* STATED GOAL: Can all of these lines be returned exactly?

[Part of a data file]
-- Start --

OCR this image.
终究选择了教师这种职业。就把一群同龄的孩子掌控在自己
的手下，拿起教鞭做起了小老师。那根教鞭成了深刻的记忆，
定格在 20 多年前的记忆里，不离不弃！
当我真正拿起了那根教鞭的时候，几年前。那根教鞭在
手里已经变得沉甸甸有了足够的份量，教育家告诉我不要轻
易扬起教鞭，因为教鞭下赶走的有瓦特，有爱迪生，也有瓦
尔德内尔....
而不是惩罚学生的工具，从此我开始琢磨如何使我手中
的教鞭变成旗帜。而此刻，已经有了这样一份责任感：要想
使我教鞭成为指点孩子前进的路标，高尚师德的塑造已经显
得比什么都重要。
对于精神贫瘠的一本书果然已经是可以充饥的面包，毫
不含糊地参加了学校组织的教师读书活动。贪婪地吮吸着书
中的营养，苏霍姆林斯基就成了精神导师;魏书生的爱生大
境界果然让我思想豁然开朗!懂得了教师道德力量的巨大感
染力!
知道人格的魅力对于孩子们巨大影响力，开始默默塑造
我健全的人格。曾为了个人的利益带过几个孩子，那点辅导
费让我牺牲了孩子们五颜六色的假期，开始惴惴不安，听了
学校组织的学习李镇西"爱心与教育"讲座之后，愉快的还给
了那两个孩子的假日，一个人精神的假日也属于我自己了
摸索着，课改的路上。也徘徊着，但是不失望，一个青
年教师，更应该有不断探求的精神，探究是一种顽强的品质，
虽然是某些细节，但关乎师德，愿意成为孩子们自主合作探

-- End --

* TASK SOLUTION:
OCR this image.
终究选择了教师这种职业。就把一群同龄的孩子掌控在自己
的手下，拿起教鞭做起了小老师。那根教鞭成了深刻的记忆，
定格在 20 多年前的记忆里，不离不弃！
当我真正拿起了那根教鞭的时候，几年前。那根教鞭在
手里已经变得沉甸甸有了足够的份量，教育家告诉我不要轻
易扬起教鞭，因为教鞭下赶走的有瓦特，有爱迪生，也有瓦
尔德内尔....
而不是惩罚学生的工具，从此我开始琢磨如何使我手中
的教鞭变成旗帜。而此刻，已经有了这样一份责任感：要想
使我教鞭成为指点孩子前进的路标，高尚师德的塑造已经显
得比什么都重要。
对于精神贫瘠的一本书果然已经是可以充饥的面包，毫
不含糊地参加了学校组织的教师读书活动。贪婪地吮吸着书
中的营养，苏霍姆林斯基就成了精神导师;魏书生的爱生大
境界果然让我思想豁然开朗!懂得了教师道德力量的巨大感
染力!
知道人格的魅力对于孩子们巨大影响力，开始默默塑造
我健全的人格。曾为了个人的利益带过几个孩子，那点辅导
费让我牺牲了孩子们五颜六色的假期，开始惴惴不安，听了
学校组织的学习李镇西"爱心与教育"讲座之后，愉快的还给
了那两个孩子的假日，一个人精神的假日也属于我自己了
摸索着，课改的路上。也徘徊着，但是不失望，一个青
年教师，更应该有不断探求的精神，探究是一种顽强的品质，
虽然是某些细节，但关乎师德，愿意成为孩子们自主合作探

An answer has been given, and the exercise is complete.